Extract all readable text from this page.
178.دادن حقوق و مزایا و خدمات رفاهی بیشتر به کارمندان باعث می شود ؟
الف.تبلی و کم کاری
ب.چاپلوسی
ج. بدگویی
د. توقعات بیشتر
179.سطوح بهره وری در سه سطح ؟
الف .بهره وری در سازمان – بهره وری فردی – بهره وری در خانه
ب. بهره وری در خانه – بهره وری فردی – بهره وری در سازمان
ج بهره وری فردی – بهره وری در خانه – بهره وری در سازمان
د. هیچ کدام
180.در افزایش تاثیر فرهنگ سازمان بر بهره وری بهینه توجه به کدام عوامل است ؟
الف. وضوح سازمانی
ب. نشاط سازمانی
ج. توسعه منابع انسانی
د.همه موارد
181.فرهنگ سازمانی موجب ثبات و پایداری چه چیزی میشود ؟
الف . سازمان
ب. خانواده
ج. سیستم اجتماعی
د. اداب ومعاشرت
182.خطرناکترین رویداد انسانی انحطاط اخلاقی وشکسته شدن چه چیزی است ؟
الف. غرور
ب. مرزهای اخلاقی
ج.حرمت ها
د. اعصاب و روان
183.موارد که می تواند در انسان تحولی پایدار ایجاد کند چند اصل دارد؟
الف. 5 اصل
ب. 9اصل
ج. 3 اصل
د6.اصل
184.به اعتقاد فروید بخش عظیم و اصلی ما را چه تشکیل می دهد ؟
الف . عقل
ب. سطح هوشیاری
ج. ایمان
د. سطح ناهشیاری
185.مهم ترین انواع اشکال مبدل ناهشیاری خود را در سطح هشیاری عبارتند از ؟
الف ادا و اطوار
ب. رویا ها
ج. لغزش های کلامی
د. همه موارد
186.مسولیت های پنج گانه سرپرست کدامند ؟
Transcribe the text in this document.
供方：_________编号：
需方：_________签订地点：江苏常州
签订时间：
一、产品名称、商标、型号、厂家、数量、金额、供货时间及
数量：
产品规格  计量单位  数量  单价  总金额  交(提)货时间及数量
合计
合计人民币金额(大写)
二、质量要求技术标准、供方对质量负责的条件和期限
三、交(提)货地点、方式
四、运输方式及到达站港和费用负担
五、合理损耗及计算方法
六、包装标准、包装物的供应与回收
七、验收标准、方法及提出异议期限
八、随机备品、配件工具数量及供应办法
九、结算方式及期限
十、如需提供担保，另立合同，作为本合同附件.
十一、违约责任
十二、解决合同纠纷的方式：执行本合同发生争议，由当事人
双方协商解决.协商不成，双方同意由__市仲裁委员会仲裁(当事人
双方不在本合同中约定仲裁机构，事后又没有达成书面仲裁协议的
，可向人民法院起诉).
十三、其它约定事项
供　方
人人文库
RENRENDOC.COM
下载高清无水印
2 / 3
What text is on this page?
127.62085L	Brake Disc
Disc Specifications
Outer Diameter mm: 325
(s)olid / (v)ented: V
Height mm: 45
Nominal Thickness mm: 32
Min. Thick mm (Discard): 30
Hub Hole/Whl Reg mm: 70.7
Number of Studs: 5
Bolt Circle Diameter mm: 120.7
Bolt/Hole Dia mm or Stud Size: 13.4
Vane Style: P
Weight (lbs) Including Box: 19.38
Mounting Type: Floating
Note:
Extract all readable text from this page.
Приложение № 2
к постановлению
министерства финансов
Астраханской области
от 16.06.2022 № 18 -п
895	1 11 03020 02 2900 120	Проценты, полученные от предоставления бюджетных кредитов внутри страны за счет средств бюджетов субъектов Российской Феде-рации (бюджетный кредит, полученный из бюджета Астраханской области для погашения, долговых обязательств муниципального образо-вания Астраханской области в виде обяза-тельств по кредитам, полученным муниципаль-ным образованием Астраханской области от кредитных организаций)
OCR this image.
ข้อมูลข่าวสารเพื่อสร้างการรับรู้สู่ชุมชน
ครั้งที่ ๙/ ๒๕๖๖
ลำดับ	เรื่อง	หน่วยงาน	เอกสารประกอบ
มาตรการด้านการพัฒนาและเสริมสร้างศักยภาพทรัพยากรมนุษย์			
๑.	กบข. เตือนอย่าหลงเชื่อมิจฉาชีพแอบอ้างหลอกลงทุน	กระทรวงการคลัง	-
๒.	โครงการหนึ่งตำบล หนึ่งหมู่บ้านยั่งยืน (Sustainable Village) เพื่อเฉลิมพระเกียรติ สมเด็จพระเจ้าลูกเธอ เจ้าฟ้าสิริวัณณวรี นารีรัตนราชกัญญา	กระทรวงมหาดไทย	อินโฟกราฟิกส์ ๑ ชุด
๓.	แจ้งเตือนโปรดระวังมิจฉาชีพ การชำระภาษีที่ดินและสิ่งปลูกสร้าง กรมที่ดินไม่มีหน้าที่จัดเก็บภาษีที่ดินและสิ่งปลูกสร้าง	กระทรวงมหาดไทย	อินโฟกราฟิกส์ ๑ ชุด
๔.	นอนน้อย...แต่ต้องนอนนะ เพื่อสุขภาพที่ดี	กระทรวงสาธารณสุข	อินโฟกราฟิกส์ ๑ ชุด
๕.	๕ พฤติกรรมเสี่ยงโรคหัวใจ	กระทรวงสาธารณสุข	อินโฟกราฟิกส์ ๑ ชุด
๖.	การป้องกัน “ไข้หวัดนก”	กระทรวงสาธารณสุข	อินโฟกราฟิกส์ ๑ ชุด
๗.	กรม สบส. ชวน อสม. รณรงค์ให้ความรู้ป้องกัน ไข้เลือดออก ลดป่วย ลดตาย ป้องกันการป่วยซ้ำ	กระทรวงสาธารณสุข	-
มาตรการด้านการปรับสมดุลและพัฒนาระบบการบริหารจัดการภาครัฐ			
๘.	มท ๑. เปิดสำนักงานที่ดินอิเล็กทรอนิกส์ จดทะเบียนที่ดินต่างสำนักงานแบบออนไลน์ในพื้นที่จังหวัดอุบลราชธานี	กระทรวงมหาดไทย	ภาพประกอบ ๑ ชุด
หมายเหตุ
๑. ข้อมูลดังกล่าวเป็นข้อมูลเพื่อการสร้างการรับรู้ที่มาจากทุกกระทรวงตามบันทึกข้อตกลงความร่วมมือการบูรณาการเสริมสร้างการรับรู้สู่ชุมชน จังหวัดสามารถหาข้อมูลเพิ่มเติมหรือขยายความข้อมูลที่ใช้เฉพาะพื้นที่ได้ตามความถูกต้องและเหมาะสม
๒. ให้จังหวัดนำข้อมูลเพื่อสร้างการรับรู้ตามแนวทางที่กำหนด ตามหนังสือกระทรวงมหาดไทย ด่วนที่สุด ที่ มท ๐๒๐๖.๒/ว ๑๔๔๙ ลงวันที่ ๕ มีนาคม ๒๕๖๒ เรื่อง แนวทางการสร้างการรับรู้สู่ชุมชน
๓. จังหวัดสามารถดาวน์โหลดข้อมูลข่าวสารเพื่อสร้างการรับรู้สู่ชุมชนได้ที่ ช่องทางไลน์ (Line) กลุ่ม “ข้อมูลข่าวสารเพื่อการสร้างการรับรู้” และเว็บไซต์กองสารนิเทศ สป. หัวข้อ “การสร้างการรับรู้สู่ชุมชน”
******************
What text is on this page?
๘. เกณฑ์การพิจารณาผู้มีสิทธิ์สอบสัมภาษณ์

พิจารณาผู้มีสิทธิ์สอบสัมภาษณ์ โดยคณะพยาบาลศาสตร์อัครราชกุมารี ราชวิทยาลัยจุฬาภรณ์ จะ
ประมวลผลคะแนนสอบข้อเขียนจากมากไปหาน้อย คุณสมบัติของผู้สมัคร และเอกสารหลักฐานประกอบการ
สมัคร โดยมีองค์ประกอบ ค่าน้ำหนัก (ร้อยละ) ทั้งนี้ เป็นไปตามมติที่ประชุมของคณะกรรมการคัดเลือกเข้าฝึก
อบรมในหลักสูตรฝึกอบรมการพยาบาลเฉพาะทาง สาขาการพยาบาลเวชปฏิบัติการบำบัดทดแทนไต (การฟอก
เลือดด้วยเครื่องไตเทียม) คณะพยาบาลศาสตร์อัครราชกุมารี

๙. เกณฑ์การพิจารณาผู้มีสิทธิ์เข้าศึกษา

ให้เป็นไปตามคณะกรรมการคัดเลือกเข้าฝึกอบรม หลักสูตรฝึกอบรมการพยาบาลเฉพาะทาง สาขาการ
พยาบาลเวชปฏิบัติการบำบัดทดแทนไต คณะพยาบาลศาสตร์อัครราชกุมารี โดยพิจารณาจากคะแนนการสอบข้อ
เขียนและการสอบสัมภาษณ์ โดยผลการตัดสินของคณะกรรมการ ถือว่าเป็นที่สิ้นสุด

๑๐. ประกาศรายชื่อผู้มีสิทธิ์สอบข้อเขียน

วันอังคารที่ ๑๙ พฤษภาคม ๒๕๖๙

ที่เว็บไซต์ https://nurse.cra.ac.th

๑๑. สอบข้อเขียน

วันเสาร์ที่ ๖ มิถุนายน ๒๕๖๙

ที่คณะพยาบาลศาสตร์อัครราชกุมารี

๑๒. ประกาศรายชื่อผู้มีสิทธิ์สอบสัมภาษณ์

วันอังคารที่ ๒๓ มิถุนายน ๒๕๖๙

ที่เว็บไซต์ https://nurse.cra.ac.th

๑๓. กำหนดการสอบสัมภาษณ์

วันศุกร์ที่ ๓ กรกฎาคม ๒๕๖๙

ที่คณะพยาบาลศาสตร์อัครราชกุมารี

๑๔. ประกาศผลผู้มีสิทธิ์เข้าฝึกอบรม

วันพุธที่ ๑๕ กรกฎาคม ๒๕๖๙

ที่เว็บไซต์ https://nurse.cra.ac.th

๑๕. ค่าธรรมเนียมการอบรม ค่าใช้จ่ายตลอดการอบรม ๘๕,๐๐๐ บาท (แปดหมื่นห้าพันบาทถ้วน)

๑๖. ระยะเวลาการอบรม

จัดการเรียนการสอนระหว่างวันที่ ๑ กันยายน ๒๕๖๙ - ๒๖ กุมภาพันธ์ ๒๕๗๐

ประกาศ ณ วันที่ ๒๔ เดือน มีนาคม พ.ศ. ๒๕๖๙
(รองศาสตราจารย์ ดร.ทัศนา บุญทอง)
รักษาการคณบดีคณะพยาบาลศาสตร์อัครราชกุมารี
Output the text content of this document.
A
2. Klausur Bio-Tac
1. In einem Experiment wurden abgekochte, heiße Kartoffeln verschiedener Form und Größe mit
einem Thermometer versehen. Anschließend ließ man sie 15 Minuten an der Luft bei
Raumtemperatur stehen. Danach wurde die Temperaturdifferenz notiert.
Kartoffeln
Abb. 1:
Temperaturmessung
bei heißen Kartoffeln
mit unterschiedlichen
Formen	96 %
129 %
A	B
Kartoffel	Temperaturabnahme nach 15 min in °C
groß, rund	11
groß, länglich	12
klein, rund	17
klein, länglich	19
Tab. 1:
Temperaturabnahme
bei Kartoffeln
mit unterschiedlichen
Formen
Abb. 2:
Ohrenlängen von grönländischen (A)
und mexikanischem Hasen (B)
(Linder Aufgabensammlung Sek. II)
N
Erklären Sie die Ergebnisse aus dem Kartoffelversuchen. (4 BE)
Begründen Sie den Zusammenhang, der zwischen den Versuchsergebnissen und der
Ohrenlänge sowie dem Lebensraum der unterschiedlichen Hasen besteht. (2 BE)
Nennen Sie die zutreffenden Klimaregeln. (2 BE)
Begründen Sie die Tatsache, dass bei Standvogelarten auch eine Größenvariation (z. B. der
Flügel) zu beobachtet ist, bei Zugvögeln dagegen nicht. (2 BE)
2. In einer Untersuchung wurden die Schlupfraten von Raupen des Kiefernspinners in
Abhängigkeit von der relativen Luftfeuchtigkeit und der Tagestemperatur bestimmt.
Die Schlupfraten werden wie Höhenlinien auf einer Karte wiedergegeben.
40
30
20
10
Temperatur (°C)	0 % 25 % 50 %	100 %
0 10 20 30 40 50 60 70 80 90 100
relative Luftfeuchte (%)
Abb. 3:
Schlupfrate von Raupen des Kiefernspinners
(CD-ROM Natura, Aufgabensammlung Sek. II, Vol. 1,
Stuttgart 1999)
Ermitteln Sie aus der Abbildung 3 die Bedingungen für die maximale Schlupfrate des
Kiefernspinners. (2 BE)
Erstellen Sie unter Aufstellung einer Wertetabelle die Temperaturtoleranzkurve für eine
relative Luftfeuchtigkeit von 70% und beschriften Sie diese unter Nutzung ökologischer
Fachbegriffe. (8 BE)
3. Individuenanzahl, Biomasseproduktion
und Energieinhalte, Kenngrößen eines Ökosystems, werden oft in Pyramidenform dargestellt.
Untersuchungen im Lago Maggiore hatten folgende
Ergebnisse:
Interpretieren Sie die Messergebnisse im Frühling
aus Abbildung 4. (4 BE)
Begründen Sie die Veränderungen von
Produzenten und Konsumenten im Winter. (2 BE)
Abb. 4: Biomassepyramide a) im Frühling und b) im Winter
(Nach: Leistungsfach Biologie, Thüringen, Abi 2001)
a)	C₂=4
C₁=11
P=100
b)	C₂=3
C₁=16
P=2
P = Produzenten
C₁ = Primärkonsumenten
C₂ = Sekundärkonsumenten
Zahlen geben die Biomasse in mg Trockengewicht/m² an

WHAT YOU HAVE TO DO: Give every line of the material that includes the string "سازمانی".

COMPLETE ANSWER:
الف. وضوح سازمانی
ب. نشاط سازمانی
181.فرهنگ سازمانی موجب ثبات و پایداری چه چیزی میشود ؟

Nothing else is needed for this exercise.